Write every line of the material out exactly as shown.

====

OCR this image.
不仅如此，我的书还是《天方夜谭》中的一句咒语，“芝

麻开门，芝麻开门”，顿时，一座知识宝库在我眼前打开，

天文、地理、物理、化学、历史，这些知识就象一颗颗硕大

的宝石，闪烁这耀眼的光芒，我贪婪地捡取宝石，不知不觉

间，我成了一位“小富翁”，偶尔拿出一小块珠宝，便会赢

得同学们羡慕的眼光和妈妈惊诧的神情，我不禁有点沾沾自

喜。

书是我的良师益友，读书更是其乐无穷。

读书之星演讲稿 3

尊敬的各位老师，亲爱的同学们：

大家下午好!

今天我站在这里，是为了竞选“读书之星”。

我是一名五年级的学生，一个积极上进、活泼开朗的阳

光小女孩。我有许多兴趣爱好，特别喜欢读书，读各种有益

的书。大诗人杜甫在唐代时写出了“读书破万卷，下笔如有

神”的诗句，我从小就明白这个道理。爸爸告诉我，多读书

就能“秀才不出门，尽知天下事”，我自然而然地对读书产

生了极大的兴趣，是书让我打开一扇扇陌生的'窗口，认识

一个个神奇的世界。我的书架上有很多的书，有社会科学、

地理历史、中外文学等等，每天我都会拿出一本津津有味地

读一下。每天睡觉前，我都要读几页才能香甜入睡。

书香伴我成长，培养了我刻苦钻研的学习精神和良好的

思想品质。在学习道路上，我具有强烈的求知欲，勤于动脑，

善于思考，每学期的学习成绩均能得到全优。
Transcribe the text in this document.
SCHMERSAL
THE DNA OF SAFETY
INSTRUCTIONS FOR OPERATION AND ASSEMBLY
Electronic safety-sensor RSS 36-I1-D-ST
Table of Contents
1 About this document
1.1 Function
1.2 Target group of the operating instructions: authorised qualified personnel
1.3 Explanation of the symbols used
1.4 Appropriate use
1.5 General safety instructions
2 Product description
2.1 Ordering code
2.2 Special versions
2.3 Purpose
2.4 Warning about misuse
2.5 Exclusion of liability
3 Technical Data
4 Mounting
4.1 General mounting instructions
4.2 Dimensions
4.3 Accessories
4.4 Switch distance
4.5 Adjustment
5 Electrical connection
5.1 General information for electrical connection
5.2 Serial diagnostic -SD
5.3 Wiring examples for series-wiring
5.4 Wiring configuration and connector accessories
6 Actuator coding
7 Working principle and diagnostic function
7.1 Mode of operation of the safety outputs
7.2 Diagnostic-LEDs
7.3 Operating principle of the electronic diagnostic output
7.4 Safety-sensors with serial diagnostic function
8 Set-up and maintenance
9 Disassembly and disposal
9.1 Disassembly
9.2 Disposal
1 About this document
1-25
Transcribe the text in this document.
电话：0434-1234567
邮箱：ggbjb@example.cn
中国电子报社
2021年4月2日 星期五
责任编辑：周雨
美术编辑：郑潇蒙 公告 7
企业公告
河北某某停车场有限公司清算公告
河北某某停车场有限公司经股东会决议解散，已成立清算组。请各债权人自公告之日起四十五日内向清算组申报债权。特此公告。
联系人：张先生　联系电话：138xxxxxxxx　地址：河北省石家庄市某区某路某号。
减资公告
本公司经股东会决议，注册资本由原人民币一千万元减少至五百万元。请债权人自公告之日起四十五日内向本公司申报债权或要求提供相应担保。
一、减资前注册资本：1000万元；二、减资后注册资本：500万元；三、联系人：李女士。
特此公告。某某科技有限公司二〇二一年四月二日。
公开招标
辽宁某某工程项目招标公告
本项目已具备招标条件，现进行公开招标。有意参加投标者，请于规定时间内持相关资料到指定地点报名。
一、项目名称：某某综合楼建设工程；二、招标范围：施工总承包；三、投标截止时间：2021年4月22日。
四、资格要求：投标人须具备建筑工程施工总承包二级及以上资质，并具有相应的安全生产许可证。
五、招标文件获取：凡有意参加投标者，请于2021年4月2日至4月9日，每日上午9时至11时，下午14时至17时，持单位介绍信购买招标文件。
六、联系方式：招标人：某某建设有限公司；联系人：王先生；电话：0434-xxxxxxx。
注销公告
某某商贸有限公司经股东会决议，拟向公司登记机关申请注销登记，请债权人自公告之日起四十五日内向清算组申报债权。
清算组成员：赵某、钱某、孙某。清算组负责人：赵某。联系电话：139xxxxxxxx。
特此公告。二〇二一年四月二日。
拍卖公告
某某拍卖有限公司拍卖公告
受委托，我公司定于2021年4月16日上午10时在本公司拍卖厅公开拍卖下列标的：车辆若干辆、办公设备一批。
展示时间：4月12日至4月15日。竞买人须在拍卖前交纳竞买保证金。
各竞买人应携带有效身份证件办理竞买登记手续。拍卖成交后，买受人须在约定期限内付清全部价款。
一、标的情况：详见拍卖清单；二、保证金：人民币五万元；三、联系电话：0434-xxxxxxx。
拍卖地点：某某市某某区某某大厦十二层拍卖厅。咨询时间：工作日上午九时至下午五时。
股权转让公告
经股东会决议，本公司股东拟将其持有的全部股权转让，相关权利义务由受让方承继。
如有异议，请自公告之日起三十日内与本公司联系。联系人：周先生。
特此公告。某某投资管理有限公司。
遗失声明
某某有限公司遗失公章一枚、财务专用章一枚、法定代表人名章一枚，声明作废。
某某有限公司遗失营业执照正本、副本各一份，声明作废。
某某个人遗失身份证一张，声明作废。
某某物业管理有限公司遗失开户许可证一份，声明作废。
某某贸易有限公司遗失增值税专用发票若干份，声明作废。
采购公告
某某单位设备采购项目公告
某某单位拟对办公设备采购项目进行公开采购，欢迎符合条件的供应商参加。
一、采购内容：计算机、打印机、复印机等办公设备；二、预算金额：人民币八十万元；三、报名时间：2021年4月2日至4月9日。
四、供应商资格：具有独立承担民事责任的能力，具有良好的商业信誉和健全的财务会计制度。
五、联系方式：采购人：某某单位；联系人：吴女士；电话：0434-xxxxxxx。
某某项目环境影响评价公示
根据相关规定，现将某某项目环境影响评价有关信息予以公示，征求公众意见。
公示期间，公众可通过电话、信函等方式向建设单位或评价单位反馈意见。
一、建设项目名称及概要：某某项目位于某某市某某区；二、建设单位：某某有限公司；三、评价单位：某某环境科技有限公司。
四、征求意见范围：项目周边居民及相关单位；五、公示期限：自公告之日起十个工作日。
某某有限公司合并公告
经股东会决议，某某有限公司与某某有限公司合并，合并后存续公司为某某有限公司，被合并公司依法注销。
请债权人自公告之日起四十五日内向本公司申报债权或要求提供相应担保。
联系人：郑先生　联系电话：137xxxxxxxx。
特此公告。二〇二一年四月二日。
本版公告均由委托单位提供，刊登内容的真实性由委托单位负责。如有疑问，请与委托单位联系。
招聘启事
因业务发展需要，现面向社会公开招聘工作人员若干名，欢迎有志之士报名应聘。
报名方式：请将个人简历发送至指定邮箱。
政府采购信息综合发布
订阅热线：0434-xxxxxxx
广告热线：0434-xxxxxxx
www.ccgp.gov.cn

====

**Task solution**
OCR this image.
不仅如此，我的书还是《天方夜谭》中的一句咒语，“芝

麻开门，芝麻开门”，顿时，一座知识宝库在我眼前打开，

天文、地理、物理、化学、历史，这些知识就象一颗颗硕大

的宝石，闪烁这耀眼的光芒，我贪婪地捡取宝石，不知不觉

间，我成了一位“小富翁”，偶尔拿出一小块珠宝，便会赢

得同学们羡慕的眼光和妈妈惊诧的神情，我不禁有点沾沾自

喜。

书是我的良师益友，读书更是其乐无穷。

读书之星演讲稿 3

尊敬的各位老师，亲爱的同学们：

大家下午好!

今天我站在这里，是为了竞选“读书之星”。

我是一名五年级的学生，一个积极上进、活泼开朗的阳

光小女孩。我有许多兴趣爱好，特别喜欢读书，读各种有益

的书。大诗人杜甫在唐代时写出了“读书破万卷，下笔如有

神”的诗句，我从小就明白这个道理。爸爸告诉我，多读书

就能“秀才不出门，尽知天下事”，我自然而然地对读书产

生了极大的兴趣，是书让我打开一扇扇陌生的'窗口，认识

一个个神奇的世界。我的书架上有很多的书，有社会科学、

地理历史、中外文学等等，每天我都会拿出一本津津有味地

读一下。每天睡觉前，我都要读几页才能香甜入睡。

书香伴我成长，培养了我刻苦钻研的学习精神和良好的

思想品质。在学习道路上，我具有强烈的求知欲，勤于动脑，

善于思考，每学期的学习成绩均能得到全优。
Transcribe the text in this document.
SCHMERSAL
THE DNA OF SAFETY
INSTRUCTIONS FOR OPERATION AND ASSEMBLY
Electronic safety-sensor RSS 36-I1-D-ST
Table of Contents
1 About this document
1.1 Function
1.2 Target group of the operating instructions: authorised qualified personnel
1.3 Explanation of the symbols used
1.4 Appropriate use
1.5 General safety instructions
2 Product description
2.1 Ordering code
2.2 Special versions
2.3 Purpose
2.4 Warning about misuse
2.5 Exclusion of liability
3 Technical Data
4 Mounting
4.1 General mounting instructions
4.2 Dimensions
4.3 Accessories
4.4 Switch distance
4.5 Adjustment
5 Electrical connection
5.1 General information for electrical connection
5.2 Serial diagnostic -SD
5.3 Wiring examples for series-wiring
5.4 Wiring configuration and connector accessories
6 Actuator coding
7 Working principle and diagnostic function
7.1 Mode of operation of the safety outputs
7.2 Diagnostic-LEDs
7.3 Operating principle of the electronic diagnostic output
7.4 Safety-sensors with serial diagnostic function
8 Set-up and maintenance
9 Disassembly and disposal
9.1 Disassembly
9.2 Disposal
1 About this document
1-25
Transcribe the text in this document.
电话：0434-1234567
邮箱：ggbjb@example.cn
中国电子报社
2021年4月2日 星期五
责任编辑：周雨
美术编辑：郑潇蒙 公告 7
企业公告
河北某某停车场有限公司清算公告
河北某某停车场有限公司经股东会决议解散，已成立清算组。请各债权人自公告之日起四十五日内向清算组申报债权。特此公告。
联系人：张先生　联系电话：138xxxxxxxx　地址：河北省石家庄市某区某路某号。
减资公告
本公司经股东会决议，注册资本由原人民币一千万元减少至五百万元。请债权人自公告之日起四十五日内向本公司申报债权或要求提供相应担保。
一、减资前注册资本：1000万元；二、减资后注册资本：500万元；三、联系人：李女士。
特此公告。某某科技有限公司二〇二一年四月二日。
公开招标
辽宁某某工程项目招标公告
本项目已具备招标条件，现进行公开招标。有意参加投标者，请于规定时间内持相关资料到指定地点报名。
一、项目名称：某某综合楼建设工程；二、招标范围：施工总承包；三、投标截止时间：2021年4月22日。
四、资格要求：投标人须具备建筑工程施工总承包二级及以上资质，并具有相应的安全生产许可证。
五、招标文件获取：凡有意参加投标者，请于2021年4月2日至4月9日，每日上午9时至11时，下午14时至17时，持单位介绍信购买招标文件。
六、联系方式：招标人：某某建设有限公司；联系人：王先生；电话：0434-xxxxxxx。
注销公告
某某商贸有限公司经股东会决议，拟向公司登记机关申请注销登记，请债权人自公告之日起四十五日内向清算组申报债权。
清算组成员：赵某、钱某、孙某。清算组负责人：赵某。联系电话：139xxxxxxxx。
特此公告。二〇二一年四月二日。
拍卖公告
某某拍卖有限公司拍卖公告
受委托，我公司定于2021年4月16日上午10时在本公司拍卖厅公开拍卖下列标的：车辆若干辆、办公设备一批。
展示时间：4月12日至4月15日。竞买人须在拍卖前交纳竞买保证金。
各竞买人应携带有效身份证件办理竞买登记手续。拍卖成交后，买受人须在约定期限内付清全部价款。
一、标的情况：详见拍卖清单；二、保证金：人民币五万元；三、联系电话：0434-xxxxxxx。
拍卖地点：某某市某某区某某大厦十二层拍卖厅。咨询时间：工作日上午九时至下午五时。
股权转让公告
经股东会决议，本公司股东拟将其持有的全部股权转让，相关权利义务由受让方承继。
如有异议，请自公告之日起三十日内与本公司联系。联系人：周先生。
特此公告。某某投资管理有限公司。
遗失声明
某某有限公司遗失公章一枚、财务专用章一枚、法定代表人名章一枚，声明作废。
某某有限公司遗失营业执照正本、副本各一份，声明作废。
某某个人遗失身份证一张，声明作废。
某某物业管理有限公司遗失开户许可证一份，声明作废。
某某贸易有限公司遗失增值税专用发票若干份，声明作废。
采购公告
某某单位设备采购项目公告
某某单位拟对办公设备采购项目进行公开采购，欢迎符合条件的供应商参加。
一、采购内容：计算机、打印机、复印机等办公设备；二、预算金额：人民币八十万元；三、报名时间：2021年4月2日至4月9日。
四、供应商资格：具有独立承担民事责任的能力，具有良好的商业信誉和健全的财务会计制度。
五、联系方式：采购人：某某单位；联系人：吴女士；电话：0434-xxxxxxx。
某某项目环境影响评价公示
根据相关规定，现将某某项目环境影响评价有关信息予以公示，征求公众意见。
公示期间，公众可通过电话、信函等方式向建设单位或评价单位反馈意见。
一、建设项目名称及概要：某某项目位于某某市某某区；二、建设单位：某某有限公司；三、评价单位：某某环境科技有限公司。
四、征求意见范围：项目周边居民及相关单位；五、公示期限：自公告之日起十个工作日。
某某有限公司合并公告
经股东会决议，某某有限公司与某某有限公司合并，合并后存续公司为某某有限公司，被合并公司依法注销。
请债权人自公告之日起四十五日内向本公司申报债权或要求提供相应担保。
联系人：郑先生　联系电话：137xxxxxxxx。
特此公告。二〇二一年四月二日。
本版公告均由委托单位提供，刊登内容的真实性由委托单位负责。如有疑问，请与委托单位联系。
招聘启事
因业务发展需要，现面向社会公开招聘工作人员若干名，欢迎有志之士报名应聘。
报名方式：请将个人简历发送至指定邮箱。
政府采购信息综合发布
订阅热线：0434-xxxxxxx
广告热线：0434-xxxxxxx
www.ccgp.gov.cn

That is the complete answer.